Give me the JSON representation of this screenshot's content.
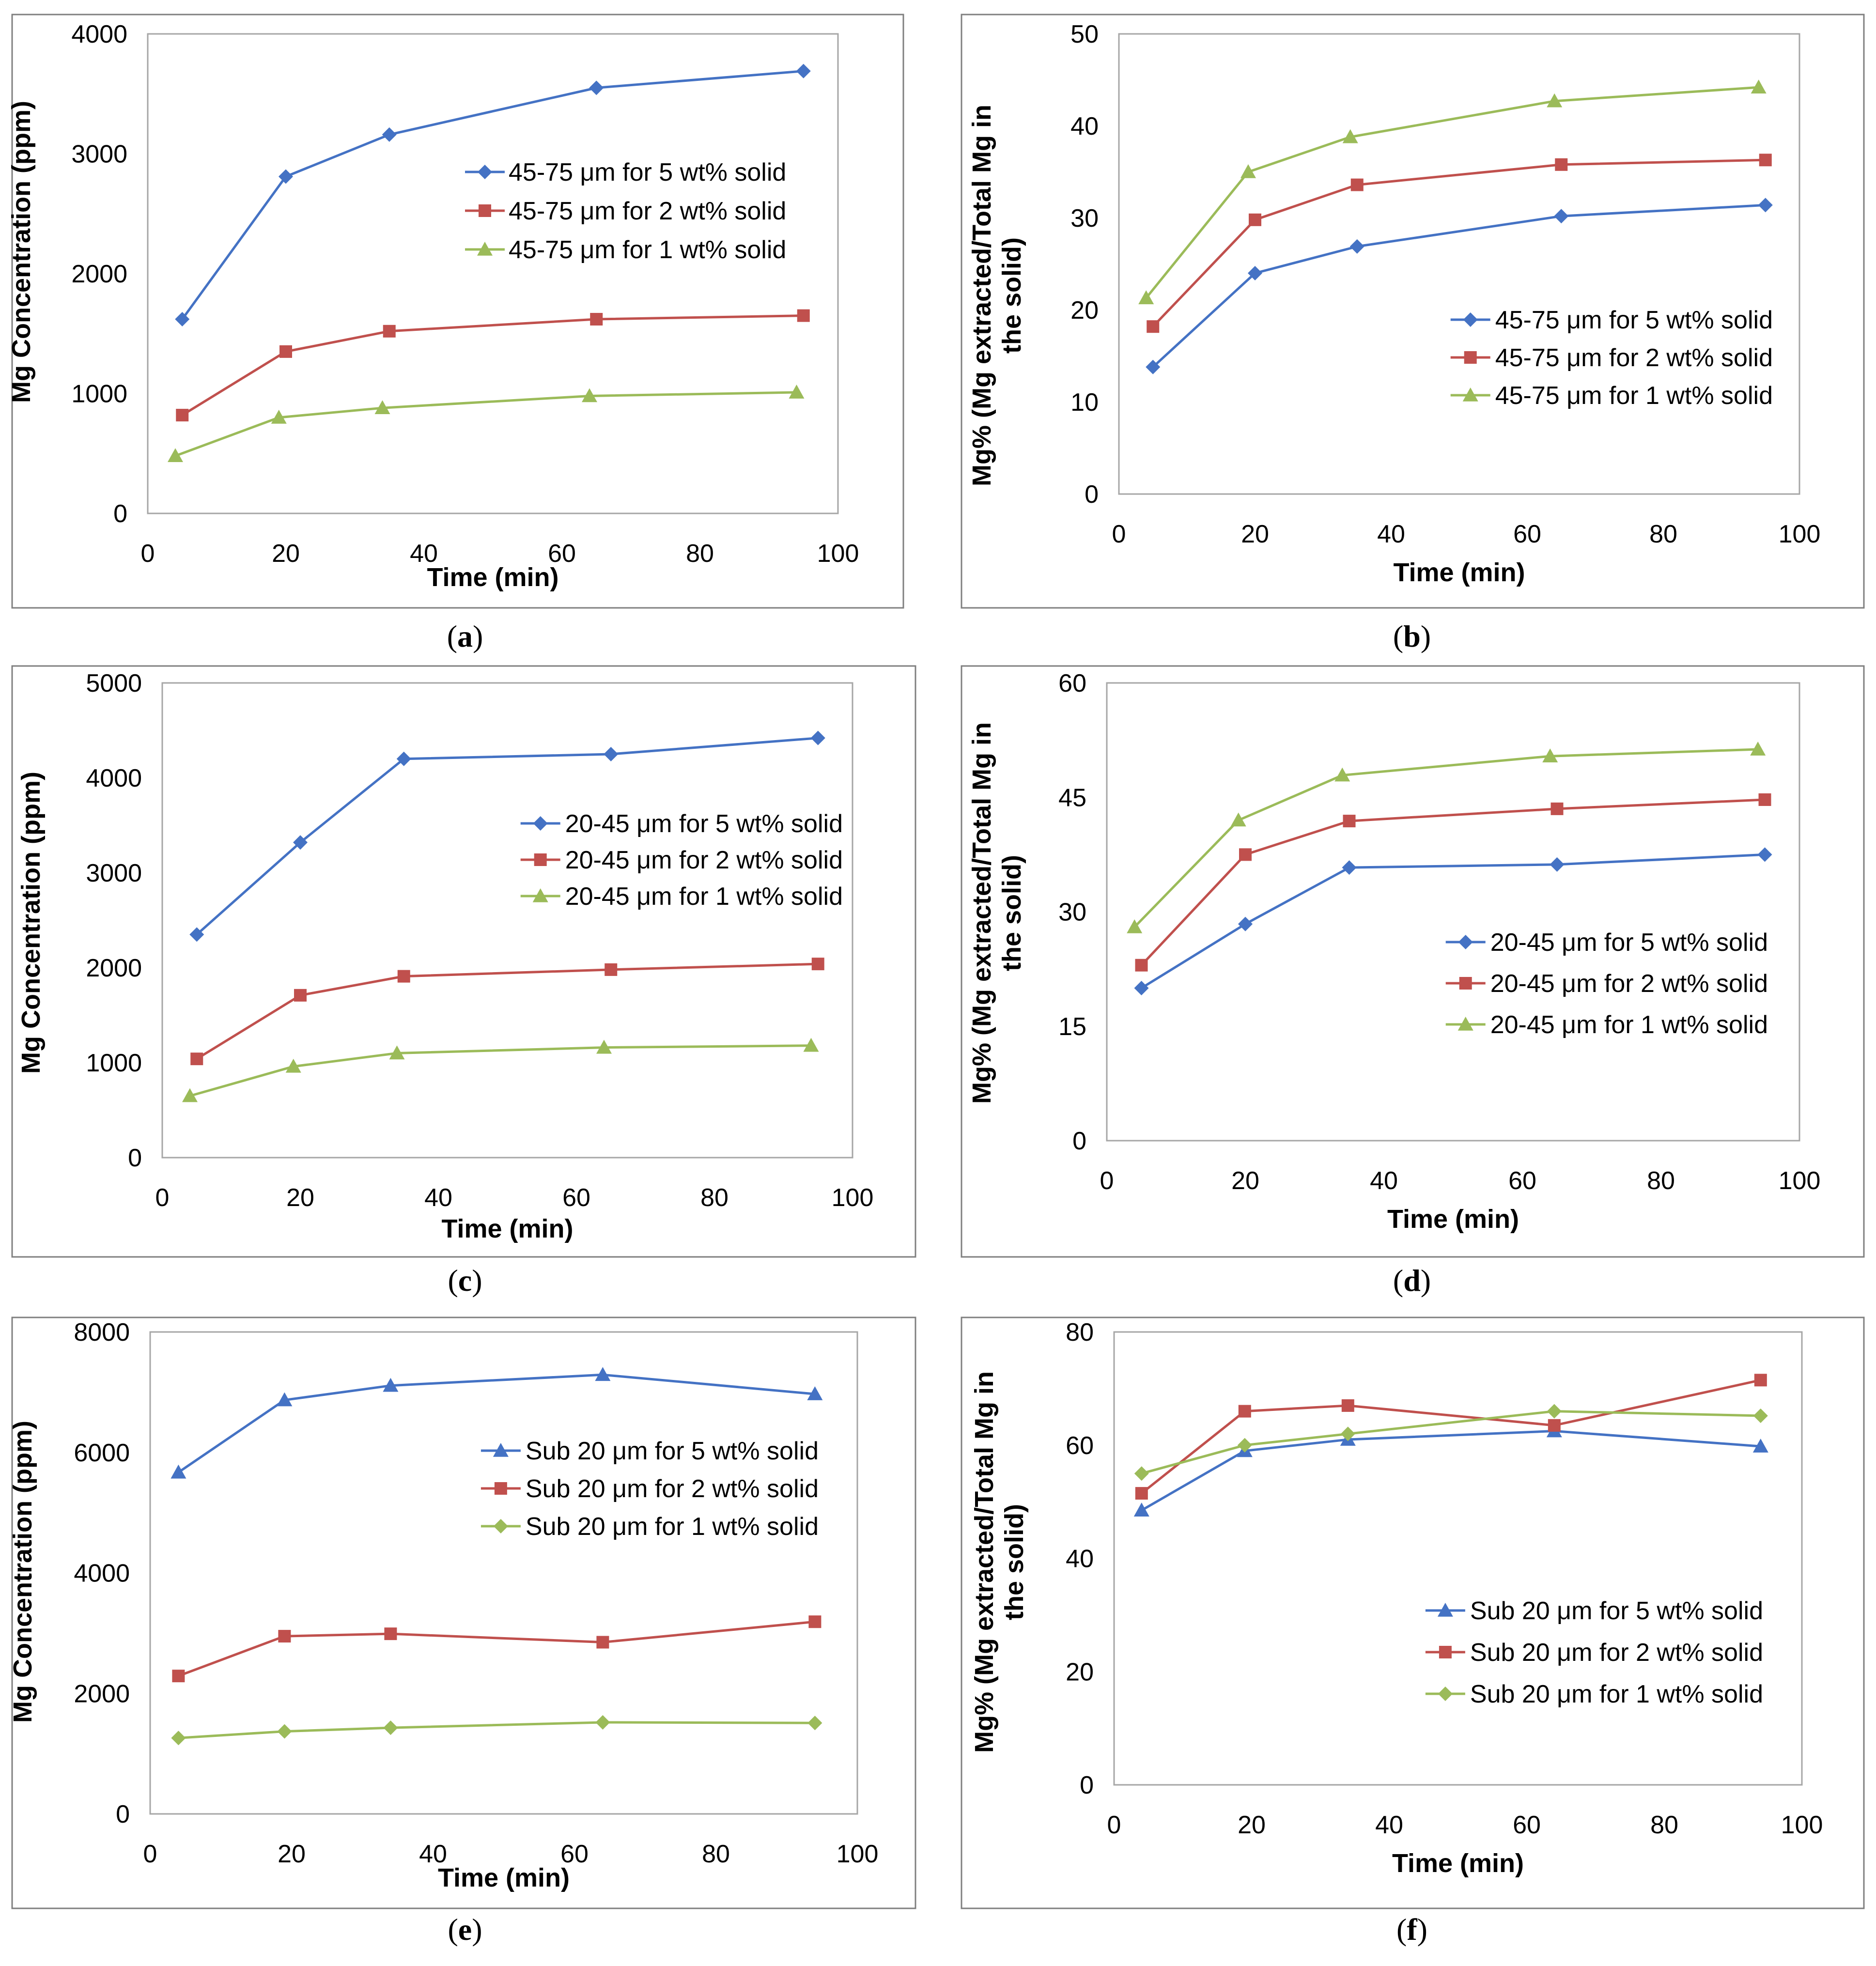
{
  "chart_data": [
    {
      "panel": "a",
      "type": "line",
      "xlabel": "Time (min)",
      "ylabel": "Mg Concentration (ppm)",
      "xlim": [
        0,
        100
      ],
      "ylim": [
        0,
        4000
      ],
      "xticks": [
        "0",
        "20",
        "40",
        "60",
        "80",
        "100"
      ],
      "yticks": [
        "0",
        "1000",
        "2000",
        "3000",
        "4000"
      ],
      "legend": "top-right",
      "series": [
        {
          "name": "45-75 μm for 5 wt% solid",
          "color": "#4472C4",
          "marker": "diamond",
          "x": [
            5,
            20,
            35,
            65,
            95
          ],
          "values": [
            1620,
            2810,
            3160,
            3550,
            3690
          ]
        },
        {
          "name": "45-75 μm for 2 wt% solid",
          "color": "#C0504D",
          "marker": "square",
          "x": [
            5,
            20,
            35,
            65,
            95
          ],
          "values": [
            820,
            1350,
            1520,
            1620,
            1650
          ]
        },
        {
          "name": "45-75 μm for 1 wt% solid",
          "color": "#9BBB59",
          "marker": "triangle",
          "x": [
            4,
            19,
            34,
            64,
            94
          ],
          "values": [
            480,
            800,
            880,
            980,
            1010
          ]
        }
      ]
    },
    {
      "panel": "b",
      "type": "line",
      "xlabel": "Time (min)",
      "ylabel": "Mg% (Mg extracted/Total Mg in the solid)",
      "xlim": [
        0,
        100
      ],
      "ylim": [
        0,
        50
      ],
      "xticks": [
        "0",
        "20",
        "40",
        "60",
        "80",
        "100"
      ],
      "yticks": [
        "0",
        "10",
        "20",
        "30",
        "40",
        "50"
      ],
      "legend": "bottom-right",
      "series": [
        {
          "name": "45-75 μm for 5 wt% solid",
          "color": "#4472C4",
          "marker": "diamond",
          "x": [
            5,
            20,
            35,
            65,
            95
          ],
          "values": [
            13.8,
            24,
            26.9,
            30.2,
            31.4
          ]
        },
        {
          "name": "45-75 μm for 2 wt% solid",
          "color": "#C0504D",
          "marker": "square",
          "x": [
            5,
            20,
            35,
            65,
            95
          ],
          "values": [
            18.2,
            29.8,
            33.6,
            35.8,
            36.3
          ]
        },
        {
          "name": "45-75 μm for 1 wt% solid",
          "color": "#9BBB59",
          "marker": "triangle",
          "x": [
            4,
            19,
            34,
            64,
            94
          ],
          "values": [
            21.3,
            35,
            38.8,
            42.7,
            44.2
          ]
        }
      ]
    },
    {
      "panel": "c",
      "type": "line",
      "xlabel": "Time (min)",
      "ylabel": "Mg Concentration (ppm)",
      "xlim": [
        0,
        100
      ],
      "ylim": [
        0,
        5000
      ],
      "xticks": [
        "0",
        "20",
        "40",
        "60",
        "80",
        "100"
      ],
      "yticks": [
        "0",
        "1000",
        "2000",
        "3000",
        "4000",
        "5000"
      ],
      "legend": "top-right",
      "series": [
        {
          "name": "20-45 μm for 5 wt% solid",
          "color": "#4472C4",
          "marker": "diamond",
          "x": [
            5,
            20,
            35,
            65,
            95
          ],
          "values": [
            2350,
            3320,
            4200,
            4250,
            4420
          ]
        },
        {
          "name": "20-45 μm for 2 wt% solid",
          "color": "#C0504D",
          "marker": "square",
          "x": [
            5,
            20,
            35,
            65,
            95
          ],
          "values": [
            1040,
            1710,
            1910,
            1980,
            2040
          ]
        },
        {
          "name": "20-45 μm for 1 wt% solid",
          "color": "#9BBB59",
          "marker": "triangle",
          "x": [
            4,
            19,
            34,
            64,
            94
          ],
          "values": [
            650,
            960,
            1100,
            1160,
            1180
          ]
        }
      ]
    },
    {
      "panel": "d",
      "type": "line",
      "xlabel": "Time (min)",
      "ylabel": "Mg% (Mg extracted/Total Mg in the solid)",
      "xlim": [
        0,
        100
      ],
      "ylim": [
        0,
        60
      ],
      "xticks": [
        "0",
        "20",
        "40",
        "60",
        "80",
        "100"
      ],
      "yticks": [
        "0",
        "15",
        "30",
        "45",
        "60"
      ],
      "legend": "bottom-right",
      "series": [
        {
          "name": "20-45 μm for 5 wt% solid",
          "color": "#4472C4",
          "marker": "diamond",
          "x": [
            5,
            20,
            35,
            65,
            95
          ],
          "values": [
            20,
            28.4,
            35.8,
            36.2,
            37.5
          ]
        },
        {
          "name": "20-45 μm for 2 wt% solid",
          "color": "#C0504D",
          "marker": "square",
          "x": [
            5,
            20,
            35,
            65,
            95
          ],
          "values": [
            23,
            37.5,
            41.9,
            43.5,
            44.7
          ]
        },
        {
          "name": "20-45 μm for 1 wt% solid",
          "color": "#9BBB59",
          "marker": "triangle",
          "x": [
            4,
            19,
            34,
            64,
            94
          ],
          "values": [
            28,
            42,
            47.9,
            50.4,
            51.3
          ]
        }
      ]
    },
    {
      "panel": "e",
      "type": "line",
      "xlabel": "Time (min)",
      "ylabel": "Mg Concentration (ppm)",
      "xlim": [
        0,
        100
      ],
      "ylim": [
        0,
        8000
      ],
      "xticks": [
        "0",
        "20",
        "40",
        "60",
        "80",
        "100"
      ],
      "yticks": [
        "0",
        "2000",
        "4000",
        "6000",
        "8000"
      ],
      "legend": "top-right",
      "series": [
        {
          "name": "Sub 20 μm for 5 wt% solid",
          "color": "#4472C4",
          "marker": "triangle",
          "x": [
            4,
            19,
            34,
            64,
            94
          ],
          "values": [
            5670,
            6870,
            7110,
            7290,
            6970
          ]
        },
        {
          "name": "Sub 20 μm for 2 wt% solid",
          "color": "#C0504D",
          "marker": "square",
          "x": [
            4,
            19,
            34,
            64,
            94
          ],
          "values": [
            2290,
            2950,
            2990,
            2850,
            3190
          ]
        },
        {
          "name": "Sub 20 μm for 1 wt% solid",
          "color": "#9BBB59",
          "marker": "diamond",
          "x": [
            4,
            19,
            34,
            64,
            94
          ],
          "values": [
            1260,
            1370,
            1430,
            1520,
            1510
          ]
        }
      ]
    },
    {
      "panel": "f",
      "type": "line",
      "xlabel": "Time (min)",
      "ylabel": "Mg% (Mg extracted/Total Mg in the solid)",
      "xlim": [
        0,
        100
      ],
      "ylim": [
        0,
        80
      ],
      "xticks": [
        "0",
        "20",
        "40",
        "60",
        "80",
        "100"
      ],
      "yticks": [
        "0",
        "20",
        "40",
        "60",
        "80"
      ],
      "legend": "bottom-right",
      "series": [
        {
          "name": "Sub 20 μm for 5 wt% solid",
          "color": "#4472C4",
          "marker": "triangle",
          "x": [
            4,
            19,
            34,
            64,
            94
          ],
          "values": [
            48.5,
            59,
            61,
            62.5,
            59.8
          ]
        },
        {
          "name": "Sub 20 μm for 2 wt% solid",
          "color": "#C0504D",
          "marker": "square",
          "x": [
            4,
            19,
            34,
            64,
            94
          ],
          "values": [
            51.5,
            66,
            67,
            63.5,
            71.5
          ]
        },
        {
          "name": "Sub 20 μm for 1 wt% solid",
          "color": "#9BBB59",
          "marker": "diamond",
          "x": [
            4,
            19,
            34,
            64,
            94
          ],
          "values": [
            55,
            60,
            62,
            66,
            65.2
          ]
        }
      ]
    }
  ]
}
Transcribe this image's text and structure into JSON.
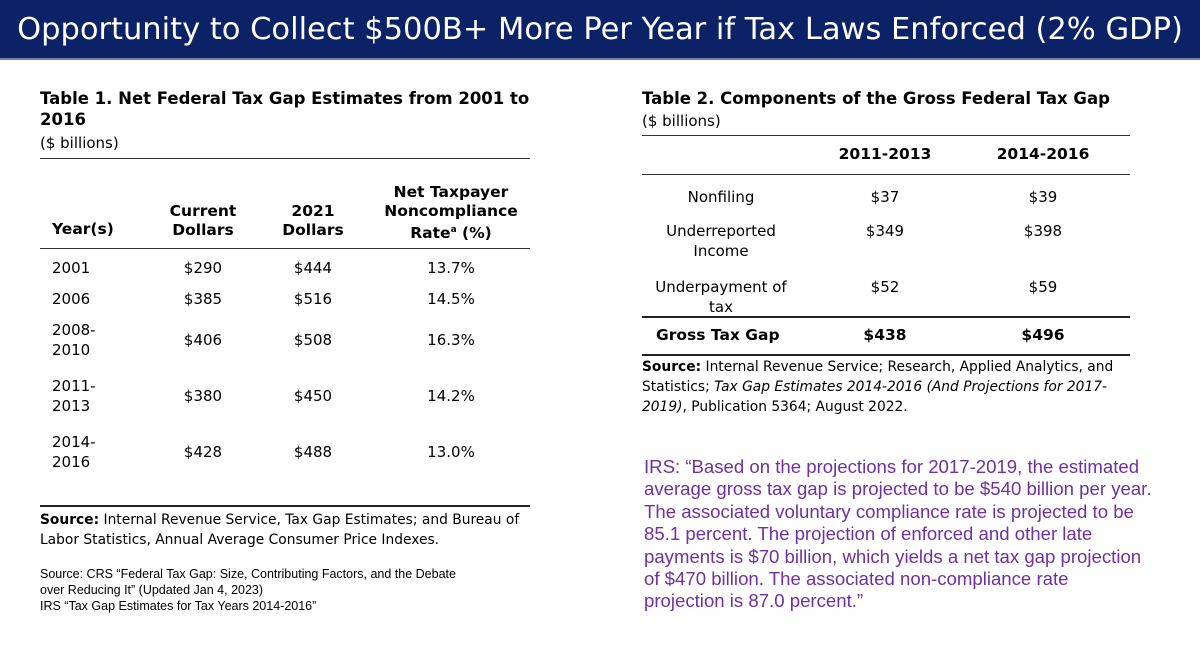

**Task prompt:** Report how many lines in the entries hold the string "this". Nothing but the number is wanted.

**Task result:** 2